Extract every entry word for word. Skip the pictures.
-- Start --
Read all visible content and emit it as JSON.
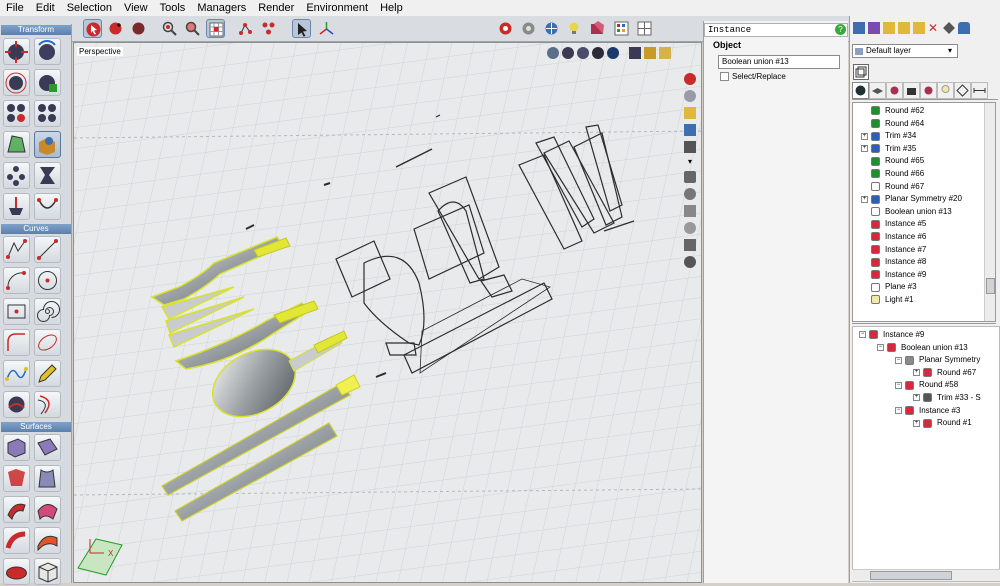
{
  "menu": {
    "items": [
      "File",
      "Edit",
      "Selection",
      "View",
      "Tools",
      "Managers",
      "Render",
      "Environment",
      "Help"
    ]
  },
  "toolbar_left": {
    "sections": [
      {
        "label": "Transform"
      },
      {
        "label": "Curves"
      },
      {
        "label": "Surfaces"
      }
    ]
  },
  "viewport": {
    "label": "Perspective"
  },
  "instance_panel": {
    "title": "Instance",
    "object_label": "Object",
    "object_name": "Boolean union #13",
    "select_replace": "Select/Replace"
  },
  "right_panel": {
    "layer": "Default layer",
    "browser_items": [
      {
        "label": "Round #62",
        "icon": "arrow-icon",
        "color": "#1e8f2d",
        "expand": false
      },
      {
        "label": "Round #64",
        "icon": "arrow-icon",
        "color": "#1e8f2d",
        "expand": false
      },
      {
        "label": "Trim #34",
        "icon": "trim-icon",
        "color": "#2a5fb8",
        "expand": true
      },
      {
        "label": "Trim #35",
        "icon": "trim-icon",
        "color": "#2a5fb8",
        "expand": true
      },
      {
        "label": "Round #65",
        "icon": "arrow-icon",
        "color": "#1e8f2d",
        "expand": false
      },
      {
        "label": "Round #66",
        "icon": "arrow-icon",
        "color": "#1e8f2d",
        "expand": false
      },
      {
        "label": "Round #67",
        "icon": "square-icon",
        "color": "#ffffff",
        "expand": false
      },
      {
        "label": "Planar Symmetry #20",
        "icon": "planar-icon",
        "color": "#2a5fb8",
        "expand": true
      },
      {
        "label": "Boolean union #13",
        "icon": "square-icon",
        "color": "#ffffff",
        "expand": false
      },
      {
        "label": "Instance #5",
        "icon": "cube-icon",
        "color": "#d8283d",
        "expand": false
      },
      {
        "label": "Instance #6",
        "icon": "cube-icon",
        "color": "#d8283d",
        "expand": false
      },
      {
        "label": "Instance #7",
        "icon": "cube-icon",
        "color": "#d8283d",
        "expand": false
      },
      {
        "label": "Instance #8",
        "icon": "cube-icon",
        "color": "#d8283d",
        "expand": false
      },
      {
        "label": "Instance #9",
        "icon": "cube-icon",
        "color": "#d8283d",
        "expand": false
      },
      {
        "label": "Plane #3",
        "icon": "square-icon",
        "color": "#ffffff",
        "expand": false
      },
      {
        "label": "Light #1",
        "icon": "light-icon",
        "color": "#f2e9a8",
        "expand": false
      }
    ],
    "history_items": [
      {
        "label": "Instance #9",
        "level": 0
      },
      {
        "label": "Boolean union #13",
        "level": 1
      },
      {
        "label": "Planar Symmetry",
        "level": 2
      },
      {
        "label": "Round #67",
        "level": 3
      },
      {
        "label": "Round #58",
        "level": 2
      },
      {
        "label": "Trim #33 - S",
        "level": 3
      },
      {
        "label": "Instance #3",
        "level": 2
      },
      {
        "label": "Round #1",
        "level": 3
      }
    ]
  }
}
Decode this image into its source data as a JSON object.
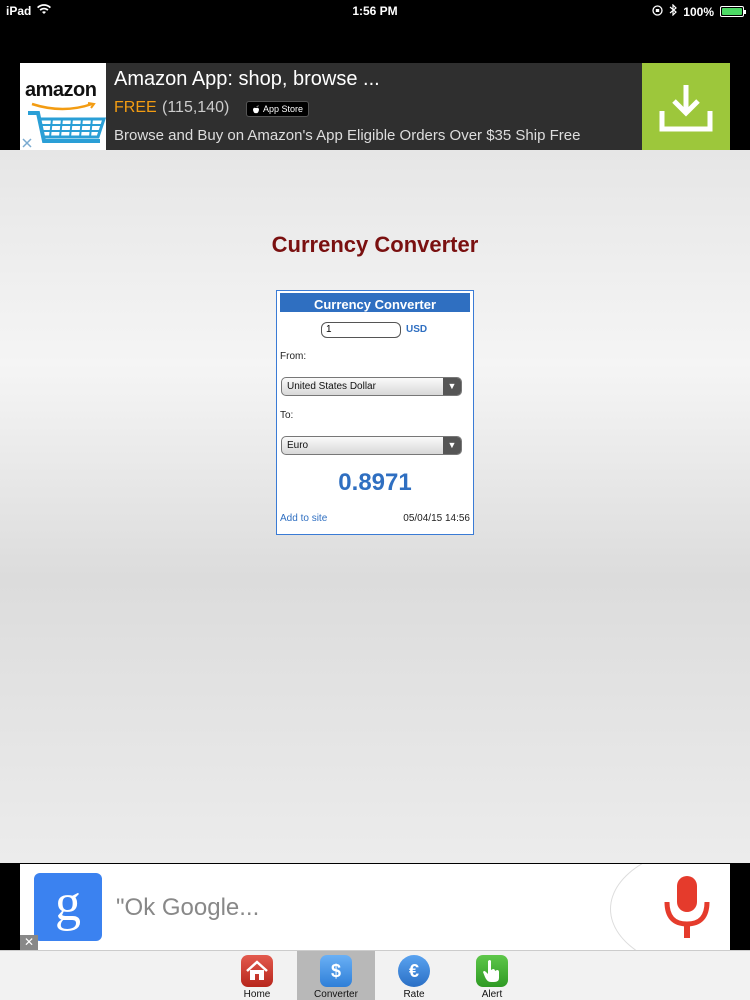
{
  "status_bar": {
    "device": "iPad",
    "time": "1:56 PM",
    "battery": "100%"
  },
  "top_ad": {
    "logo_text": "amazon",
    "title": "Amazon App: shop, browse ...",
    "price": "FREE",
    "rating_count": "(115,140)",
    "store_badge": "App Store",
    "description": "Browse and Buy on Amazon's App Eligible Orders Over $35 Ship Free",
    "accent_color": "#9dc73b"
  },
  "page": {
    "title": "Currency Converter",
    "title_color": "#7a1010"
  },
  "widget": {
    "header": "Currency Converter",
    "amount_value": "1",
    "amount_unit": "USD",
    "from_label": "From:",
    "from_value": "United States Dollar",
    "to_label": "To:",
    "to_value": "Euro",
    "result": "0.8971",
    "add_link": "Add to site",
    "timestamp": "05/04/15 14:56",
    "accent_color": "#2f6fc1"
  },
  "bottom_ad": {
    "icon_letter": "g",
    "prompt": "\"Ok Google...",
    "close_glyph": "✕"
  },
  "tab_bar": {
    "tabs": [
      {
        "label": "Home",
        "icon": "home-icon"
      },
      {
        "label": "Converter",
        "icon": "dollar-icon",
        "active": true
      },
      {
        "label": "Rate",
        "icon": "euro-icon"
      },
      {
        "label": "Alert",
        "icon": "hand-pointer-icon"
      }
    ],
    "dollar_glyph": "$",
    "euro_glyph": "€"
  }
}
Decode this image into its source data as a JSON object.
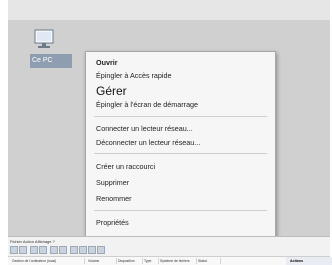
{
  "desktop": {
    "icon_label": "Ce PC"
  },
  "context_menu": {
    "items": [
      {
        "label": "Ouvrir"
      },
      {
        "label": "Épingler à Accès rapide"
      },
      {
        "label": "Gérer"
      },
      {
        "label": "Épingler à l'écran de démarrage"
      },
      {
        "label": "Connecter un lecteur réseau..."
      },
      {
        "label": "Déconnecter un lecteur réseau..."
      },
      {
        "label": "Créer un raccourci"
      },
      {
        "label": "Supprimer"
      },
      {
        "label": "Renommer"
      },
      {
        "label": "Propriétés"
      }
    ]
  },
  "mmc": {
    "menubar": "Fichier  Action  Affichage  ?",
    "columns": [
      "Gestion de l'ordinateur (local)",
      "Volume",
      "Disposition",
      "Type",
      "Système de fichiers",
      "Statut"
    ],
    "actions_label": "Actions"
  }
}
-- End --
▶ [WRITTEN SOLUTION]:
Read all visible content and emit it as JSON.
{
  "menu": {
    "items": [
      "File",
      "Edit",
      "Selection",
      "View",
      "Tools",
      "Managers",
      "Render",
      "Environment",
      "Help"
    ]
  },
  "toolbar_left": {
    "sections": [
      {
        "label": "Transform"
      },
      {
        "label": "Curves"
      },
      {
        "label": "Surfaces"
      }
    ]
  },
  "viewport": {
    "label": "Perspective"
  },
  "instance_panel": {
    "title": "Instance",
    "object_label": "Object",
    "object_name": "Boolean union #13",
    "select_replace": "Select/Replace"
  },
  "right_panel": {
    "layer": "Default layer",
    "browser_items": [
      {
        "label": "Round #62",
        "icon": "arrow-icon",
        "color": "#1e8f2d",
        "expand": false
      },
      {
        "label": "Round #64",
        "icon": "arrow-icon",
        "color": "#1e8f2d",
        "expand": false
      },
      {
        "label": "Trim #34",
        "icon": "trim-icon",
        "color": "#2a5fb8",
        "expand": true
      },
      {
        "label": "Trim #35",
        "icon": "trim-icon",
        "color": "#2a5fb8",
        "expand": true
      },
      {
        "label": "Round #65",
        "icon": "arrow-icon",
        "color": "#1e8f2d",
        "expand": false
      },
      {
        "label": "Round #66",
        "icon": "arrow-icon",
        "color": "#1e8f2d",
        "expand": false
      },
      {
        "label": "Round #67",
        "icon": "square-icon",
        "color": "#ffffff",
        "expand": false
      },
      {
        "label": "Planar Symmetry #20",
        "icon": "planar-icon",
        "color": "#2a5fb8",
        "expand": true
      },
      {
        "label": "Boolean union #13",
        "icon": "square-icon",
        "color": "#ffffff",
        "expand": false
      },
      {
        "label": "Instance #5",
        "icon": "cube-icon",
        "color": "#d8283d",
        "expand": false
      },
      {
        "label": "Instance #6",
        "icon": "cube-icon",
        "color": "#d8283d",
        "expand": false
      },
      {
        "label": "Instance #7",
        "icon": "cube-icon",
        "color": "#d8283d",
        "expand": false
      },
      {
        "label": "Instance #8",
        "icon": "cube-icon",
        "color": "#d8283d",
        "expand": false
      },
      {
        "label": "Instance #9",
        "icon": "cube-icon",
        "color": "#d8283d",
        "expand": false
      },
      {
        "label": "Plane #3",
        "icon": "square-icon",
        "color": "#ffffff",
        "expand": false
      },
      {
        "label": "Light #1",
        "icon": "light-icon",
        "color": "#f2e9a8",
        "expand": false
      }
    ],
    "history_items": [
      {
        "label": "Instance #9",
        "level": 0
      },
      {
        "label": "Boolean union #13",
        "level": 1
      },
      {
        "label": "Planar Symmetry",
        "level": 2
      },
      {
        "label": "Round #67",
        "level": 3
      },
      {
        "label": "Round #58",
        "level": 2
      },
      {
        "label": "Trim #33 - S",
        "level": 3
      },
      {
        "label": "Instance #3",
        "level": 2
      },
      {
        "label": "Round #1",
        "level": 3
      }
    ]
  }
}
Decode this image into its source data as a JSON object.
{
  "status_bar": {
    "device": "iPad",
    "time": "1:56 PM",
    "battery": "100%"
  },
  "top_ad": {
    "logo_text": "amazon",
    "title": "Amazon App: shop, browse ...",
    "price": "FREE",
    "rating_count": "(115,140)",
    "store_badge": "App Store",
    "description": "Browse and Buy on Amazon's App Eligible Orders Over $35 Ship Free",
    "accent_color": "#9dc73b"
  },
  "page": {
    "title": "Currency Converter",
    "title_color": "#7a1010"
  },
  "widget": {
    "header": "Currency Converter",
    "amount_value": "1",
    "amount_unit": "USD",
    "from_label": "From:",
    "from_value": "United States Dollar",
    "to_label": "To:",
    "to_value": "Euro",
    "result": "0.8971",
    "add_link": "Add to site",
    "timestamp": "05/04/15 14:56",
    "accent_color": "#2f6fc1"
  },
  "bottom_ad": {
    "icon_letter": "g",
    "prompt": "\"Ok Google...",
    "close_glyph": "✕"
  },
  "tab_bar": {
    "tabs": [
      {
        "label": "Home",
        "icon": "home-icon"
      },
      {
        "label": "Converter",
        "icon": "dollar-icon",
        "active": true
      },
      {
        "label": "Rate",
        "icon": "euro-icon"
      },
      {
        "label": "Alert",
        "icon": "hand-pointer-icon"
      }
    ],
    "dollar_glyph": "$",
    "euro_glyph": "€"
  }
}
Decode this image into its source data as a JSON object.
{
  "desktop": {
    "icon_label": "Ce PC"
  },
  "context_menu": {
    "items": [
      {
        "label": "Ouvrir"
      },
      {
        "label": "Épingler à Accès rapide"
      },
      {
        "label": "Gérer"
      },
      {
        "label": "Épingler à l'écran de démarrage"
      },
      {
        "label": "Connecter un lecteur réseau..."
      },
      {
        "label": "Déconnecter un lecteur réseau..."
      },
      {
        "label": "Créer un raccourci"
      },
      {
        "label": "Supprimer"
      },
      {
        "label": "Renommer"
      },
      {
        "label": "Propriétés"
      }
    ]
  },
  "mmc": {
    "menubar": "Fichier  Action  Affichage  ?",
    "columns": [
      "Gestion de l'ordinateur (local)",
      "Volume",
      "Disposition",
      "Type",
      "Système de fichiers",
      "Statut"
    ],
    "actions_label": "Actions"
  }
}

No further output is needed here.